[Begin DATA FOR THIS EXERCISE]

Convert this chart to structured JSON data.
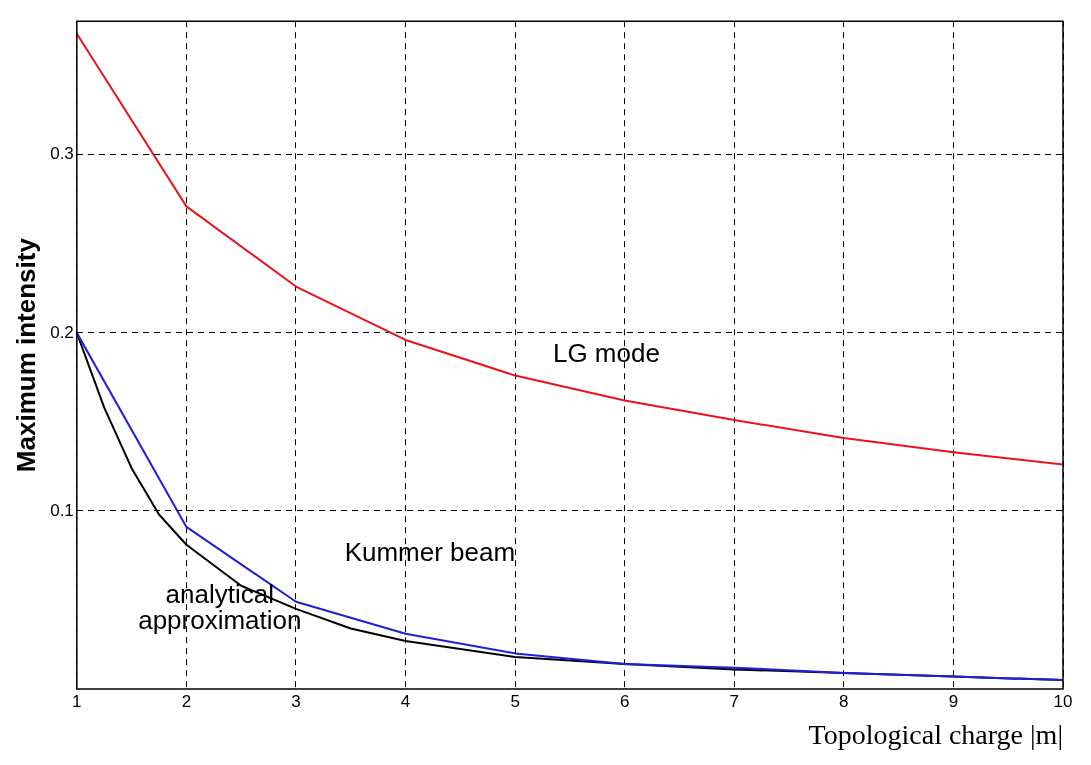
{
  "chart_data": {
    "type": "line",
    "xlabel": "Topological charge |m|",
    "ylabel": "Maximum intensity",
    "xlim": [
      1,
      10
    ],
    "xticks": [
      1,
      2,
      3,
      4,
      5,
      6,
      7,
      8,
      9,
      10
    ],
    "ylim": [
      0,
      0.375
    ],
    "yticks": [
      0.1,
      0.2,
      0.3
    ],
    "grid": true,
    "line_style": "solid",
    "marker": "none",
    "series": [
      {
        "color": "#e8141b",
        "x": [
          1,
          2,
          3,
          4,
          5,
          6,
          7,
          8,
          9,
          10
        ],
        "values": [
          0.368,
          0.271,
          0.226,
          0.196,
          0.176,
          0.162,
          0.151,
          0.141,
          0.133,
          0.126
        ]
      },
      {
        "color": "#1f1fd8",
        "x": [
          1,
          2,
          3,
          4,
          5,
          6,
          7,
          8,
          9,
          10
        ],
        "values": [
          0.2,
          0.091,
          0.049,
          0.031,
          0.02,
          0.014,
          0.012,
          0.009,
          0.007,
          0.005
        ]
      },
      {
        "color": "#000000",
        "x": [
          1,
          1.25,
          1.5,
          1.75,
          2,
          2.5,
          3,
          3.5,
          4,
          5,
          6,
          7,
          8,
          9,
          10
        ],
        "values": [
          0.2,
          0.158,
          0.124,
          0.098,
          0.081,
          0.058,
          0.045,
          0.034,
          0.027,
          0.018,
          0.014,
          0.011,
          0.009,
          0.007,
          0.005
        ]
      }
    ],
    "annotations": [
      "LG mode",
      "Kummer beam",
      "analytical\napproximation"
    ]
  }
}
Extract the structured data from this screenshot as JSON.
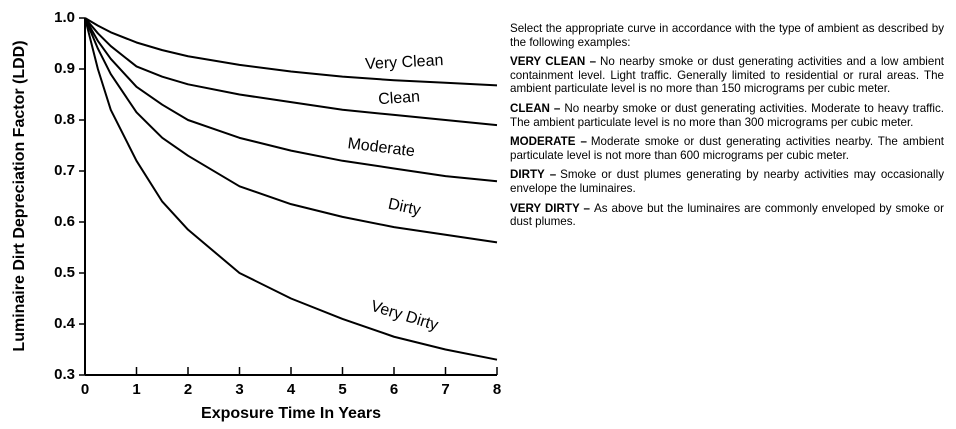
{
  "chart_data": {
    "type": "line",
    "x_label": "Exposure Time In Years",
    "y_label": "Luminaire Dirt Depreciation Factor (LDD)",
    "x": [
      0,
      0.25,
      0.5,
      1,
      1.5,
      2,
      3,
      4,
      5,
      6,
      7,
      8
    ],
    "series": [
      {
        "name": "Very Clean",
        "color": "#000000",
        "values": [
          1.0,
          0.985,
          0.972,
          0.952,
          0.937,
          0.925,
          0.908,
          0.895,
          0.885,
          0.878,
          0.873,
          0.868
        ]
      },
      {
        "name": "Clean",
        "color": "#000000",
        "values": [
          1.0,
          0.97,
          0.945,
          0.905,
          0.885,
          0.87,
          0.85,
          0.835,
          0.82,
          0.81,
          0.8,
          0.79
        ]
      },
      {
        "name": "Moderate",
        "color": "#000000",
        "values": [
          1.0,
          0.955,
          0.92,
          0.865,
          0.83,
          0.8,
          0.765,
          0.74,
          0.72,
          0.705,
          0.69,
          0.68
        ]
      },
      {
        "name": "Dirty",
        "color": "#000000",
        "values": [
          1.0,
          0.94,
          0.89,
          0.815,
          0.765,
          0.73,
          0.67,
          0.635,
          0.61,
          0.59,
          0.575,
          0.56
        ]
      },
      {
        "name": "Very Dirty",
        "color": "#000000",
        "values": [
          1.0,
          0.9,
          0.82,
          0.72,
          0.64,
          0.585,
          0.5,
          0.45,
          0.41,
          0.375,
          0.35,
          0.33
        ]
      }
    ],
    "xlim": [
      0,
      8
    ],
    "xticks": [
      0,
      1,
      2,
      3,
      4,
      5,
      6,
      7,
      8
    ],
    "ylim": [
      0.3,
      1.0
    ],
    "yticks": [
      0.3,
      0.4,
      0.5,
      0.6,
      0.7,
      0.8,
      0.9,
      {
        "value": 1,
        "label": "1.0"
      }
    ],
    "grid": false
  },
  "notes": {
    "intro": "Select the appropriate curve in accordance with the type of ambient as described by the following examples:",
    "items": [
      {
        "term": "VERY CLEAN –",
        "text": "No nearby smoke or dust generating activities and a low ambient containment level. Light traffic.  Generally limited to residential or rural areas. The ambient particulate level is no more than 150 micrograms per cubic meter."
      },
      {
        "term": "CLEAN –",
        "text": "No nearby smoke or dust generating activities.  Moderate to heavy traffic.  The ambient particulate level is no more than 300 micrograms per cubic meter."
      },
      {
        "term": "MODERATE –",
        "text": "Moderate smoke or dust generating activities nearby.  The ambient particulate level is not more than 600 micrograms per cubic meter."
      },
      {
        "term": "DIRTY –",
        "text": "Smoke or dust plumes generating by nearby activities may occasionally envelope the luminaires."
      },
      {
        "term": "VERY DIRTY –",
        "text": "As above but the luminaires are commonly enveloped by smoke or dust plumes."
      }
    ]
  }
}
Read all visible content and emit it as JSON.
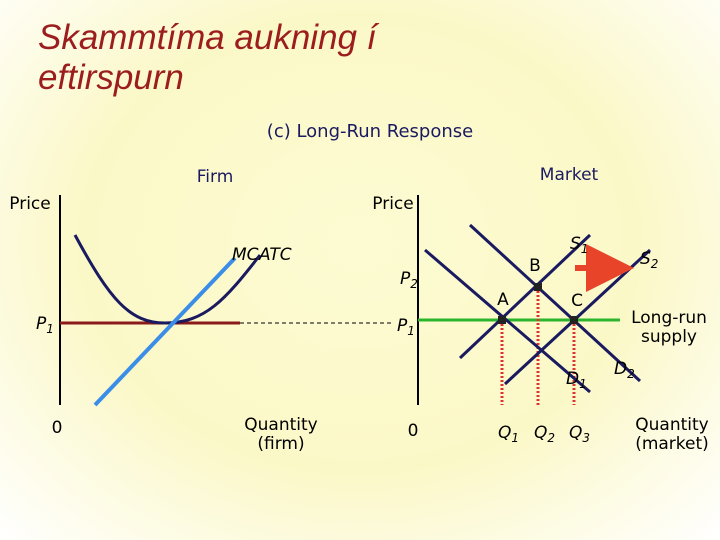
{
  "title": "Skammtíma aukning í eftirspurn",
  "subtitle": "(c) Long-Run Response",
  "firm": {
    "heading": "Firm",
    "y_label": "Price",
    "mc": "MC",
    "atc": "ATC",
    "p1": {
      "base": "P",
      "sub": "1"
    },
    "origin": "0",
    "x_label": [
      "Quantity",
      "(firm)"
    ]
  },
  "market": {
    "heading": "Market",
    "y_label": "Price",
    "p2": {
      "base": "P",
      "sub": "2"
    },
    "p1": {
      "base": "P",
      "sub": "1"
    },
    "origin": "0",
    "points": [
      "A",
      "B",
      "C"
    ],
    "s1": {
      "base": "S",
      "sub": "1"
    },
    "s2": {
      "base": "S",
      "sub": "2"
    },
    "d1": {
      "base": "D",
      "sub": "1"
    },
    "d2": {
      "base": "D",
      "sub": "2"
    },
    "long_run_supply": [
      "Long-run",
      "supply"
    ],
    "q1": {
      "base": "Q",
      "sub": "1"
    },
    "q2": {
      "base": "Q",
      "sub": "2"
    },
    "q3": {
      "base": "Q",
      "sub": "3"
    },
    "x_label": [
      "Quantity",
      "(market)"
    ]
  }
}
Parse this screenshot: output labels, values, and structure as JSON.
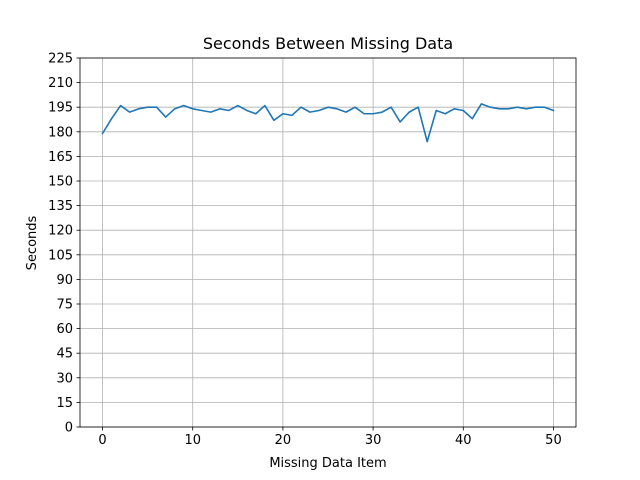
{
  "chart_data": {
    "type": "line",
    "title": "Seconds Between Missing Data",
    "xlabel": "Missing Data Item",
    "ylabel": "Seconds",
    "xlim": [
      -2.5,
      52.5
    ],
    "ylim": [
      0,
      225
    ],
    "xticks": [
      0,
      10,
      20,
      30,
      40,
      50
    ],
    "yticks": [
      0,
      15,
      30,
      45,
      60,
      75,
      90,
      105,
      120,
      135,
      150,
      165,
      180,
      195,
      210,
      225
    ],
    "grid": true,
    "line_color": "#1f77b4",
    "series": [
      {
        "x": [
          0,
          1,
          2,
          3,
          4,
          5,
          6,
          7,
          8,
          9,
          10,
          11,
          12,
          13,
          14,
          15,
          16,
          17,
          18,
          19,
          20,
          21,
          22,
          23,
          24,
          25,
          26,
          27,
          28,
          29,
          30,
          31,
          32,
          33,
          34,
          35,
          36,
          37,
          38,
          39,
          40,
          41,
          42,
          43,
          44,
          45,
          46,
          47,
          48,
          49,
          50
        ],
        "y": [
          179,
          188,
          196,
          192,
          194,
          195,
          195,
          189,
          194,
          196,
          194,
          193,
          192,
          194,
          193,
          196,
          193,
          191,
          196,
          187,
          191,
          190,
          195,
          192,
          193,
          195,
          194,
          192,
          195,
          191,
          191,
          192,
          195,
          186,
          192,
          195,
          174,
          193,
          191,
          194,
          193,
          188,
          197,
          195,
          194,
          194,
          195,
          194,
          195,
          195,
          193
        ]
      }
    ]
  }
}
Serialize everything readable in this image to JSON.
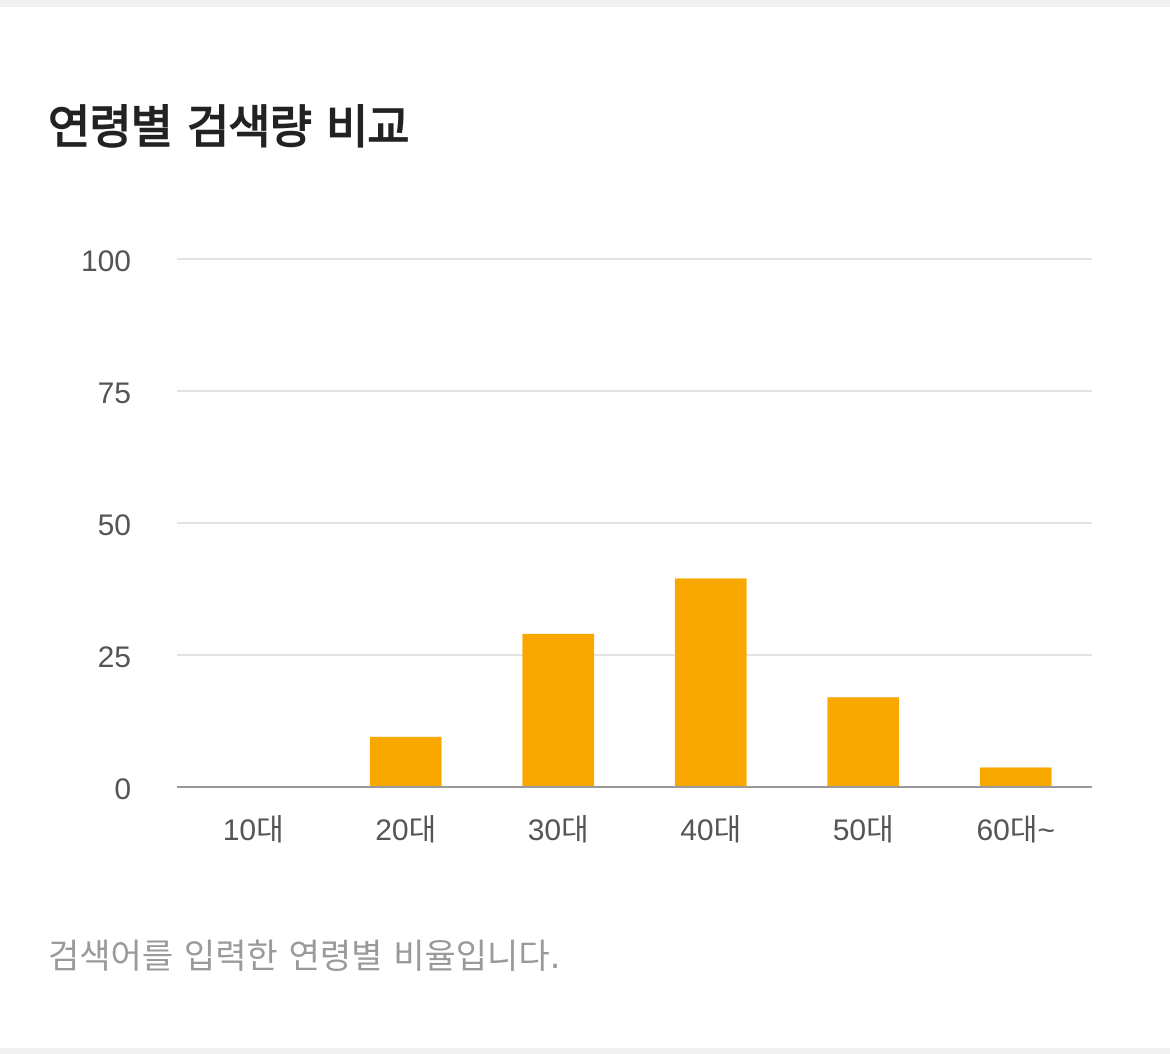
{
  "card": {
    "title": "연령별 검색량 비교",
    "caption": "검색어를 입력한 연령별 비율입니다."
  },
  "chart_data": {
    "type": "bar",
    "categories": [
      "10대",
      "20대",
      "30대",
      "40대",
      "50대",
      "60대~"
    ],
    "values": [
      0,
      9.5,
      29,
      39.5,
      17,
      3.7
    ],
    "ylim": [
      0,
      100
    ],
    "yticks": [
      0,
      25,
      50,
      75,
      100
    ],
    "grid": true,
    "title": "",
    "xlabel": "",
    "ylabel": "",
    "colors": {
      "bar": "#f9a800",
      "grid": "#e3e3e3",
      "axis": "#999999",
      "tick_label": "#555555"
    }
  }
}
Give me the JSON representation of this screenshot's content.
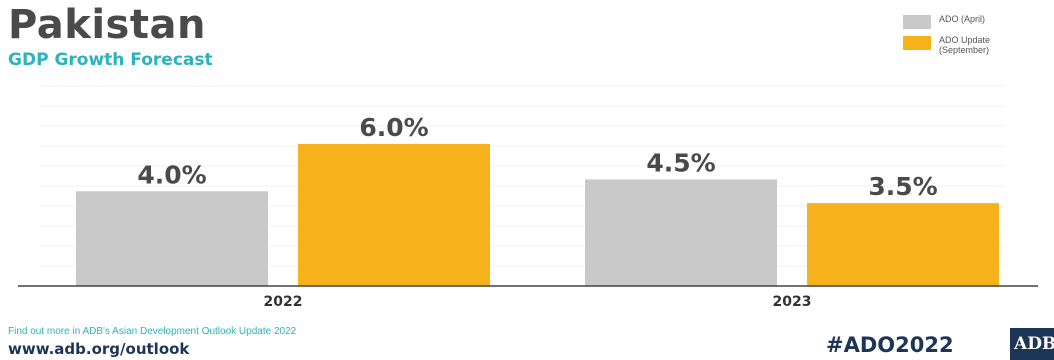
{
  "header": {
    "title": "Pakistan",
    "subtitle": "GDP Growth Forecast"
  },
  "legend": [
    {
      "label": "ADO (April)",
      "color": "#c9c9c9"
    },
    {
      "label": "ADO Update (September)",
      "color": "#f7b21b"
    }
  ],
  "chart_data": {
    "type": "bar",
    "categories": [
      "2022",
      "2023"
    ],
    "series": [
      {
        "name": "ADO (April)",
        "values": [
          4.0,
          4.5
        ],
        "labels": [
          "4.0%",
          "4.5%"
        ],
        "color": "#c9c9c9"
      },
      {
        "name": "ADO Update (September)",
        "values": [
          6.0,
          3.5
        ],
        "labels": [
          "6.0%",
          "3.5%"
        ],
        "color": "#f7b21b"
      }
    ],
    "title": "Pakistan",
    "subtitle": "GDP Growth Forecast",
    "xlabel": "",
    "ylabel": "",
    "ylim": [
      0,
      8.7
    ],
    "grid": true,
    "legend_position": "top-right"
  },
  "footer": {
    "text": "Find out more in ADB's Asian Development Outlook Update 2022",
    "url": "www.adb.org/outlook",
    "hashtag": "#ADO2022",
    "logo": "ADB"
  }
}
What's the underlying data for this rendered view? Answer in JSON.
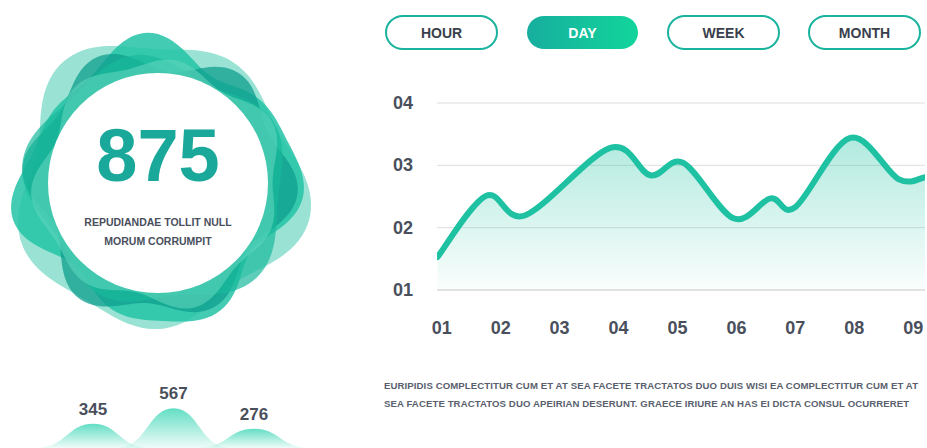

[End DATA FOR THIS EXERCISE]

[GIVEN INSTRUCTION]: All lines that include "Forecast" are to be gathered and copied.

[WRITTEN RESPONSE]:
    "subtitle": "GDP Growth Forecast"
    "subtitle": "GDP Growth Forecast",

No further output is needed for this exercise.